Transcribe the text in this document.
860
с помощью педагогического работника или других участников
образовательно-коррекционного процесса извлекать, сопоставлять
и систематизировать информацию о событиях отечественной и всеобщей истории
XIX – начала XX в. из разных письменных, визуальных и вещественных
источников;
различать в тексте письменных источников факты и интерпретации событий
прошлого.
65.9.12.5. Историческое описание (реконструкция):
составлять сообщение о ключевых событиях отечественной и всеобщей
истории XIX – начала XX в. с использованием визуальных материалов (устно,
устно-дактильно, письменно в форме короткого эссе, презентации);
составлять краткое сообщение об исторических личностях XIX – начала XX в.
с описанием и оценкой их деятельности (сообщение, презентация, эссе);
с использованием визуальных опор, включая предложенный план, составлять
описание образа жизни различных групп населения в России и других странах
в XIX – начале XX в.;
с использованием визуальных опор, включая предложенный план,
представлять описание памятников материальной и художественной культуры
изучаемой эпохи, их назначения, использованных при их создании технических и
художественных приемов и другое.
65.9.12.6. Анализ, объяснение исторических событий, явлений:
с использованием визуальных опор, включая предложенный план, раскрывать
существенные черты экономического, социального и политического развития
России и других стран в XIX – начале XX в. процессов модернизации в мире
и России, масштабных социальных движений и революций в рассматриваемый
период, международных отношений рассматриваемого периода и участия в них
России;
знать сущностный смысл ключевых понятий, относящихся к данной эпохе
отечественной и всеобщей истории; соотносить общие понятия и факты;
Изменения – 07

--

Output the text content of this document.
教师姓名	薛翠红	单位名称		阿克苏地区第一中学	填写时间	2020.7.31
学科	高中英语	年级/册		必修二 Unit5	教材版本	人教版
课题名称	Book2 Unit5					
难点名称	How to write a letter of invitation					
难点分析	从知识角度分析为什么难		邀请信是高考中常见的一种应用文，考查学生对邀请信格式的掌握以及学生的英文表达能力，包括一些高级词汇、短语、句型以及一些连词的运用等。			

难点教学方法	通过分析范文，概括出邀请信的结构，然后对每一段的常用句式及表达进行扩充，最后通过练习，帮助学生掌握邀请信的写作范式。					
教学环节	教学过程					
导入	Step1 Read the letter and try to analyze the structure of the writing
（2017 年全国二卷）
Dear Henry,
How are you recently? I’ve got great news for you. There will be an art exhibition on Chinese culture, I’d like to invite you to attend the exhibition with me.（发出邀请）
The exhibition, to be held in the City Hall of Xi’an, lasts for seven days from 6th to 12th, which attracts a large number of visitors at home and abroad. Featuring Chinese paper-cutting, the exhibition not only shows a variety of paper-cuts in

Prompt:
Filter the records, keeping only lines that contain "включая", and show those lines.

Reply to the exercise:
с использованием визуальных опор, включая предложенный план, составлять
с использованием визуальных опор, включая предложенный план,
с использованием визуальных опор, включая предложенный план, раскрывать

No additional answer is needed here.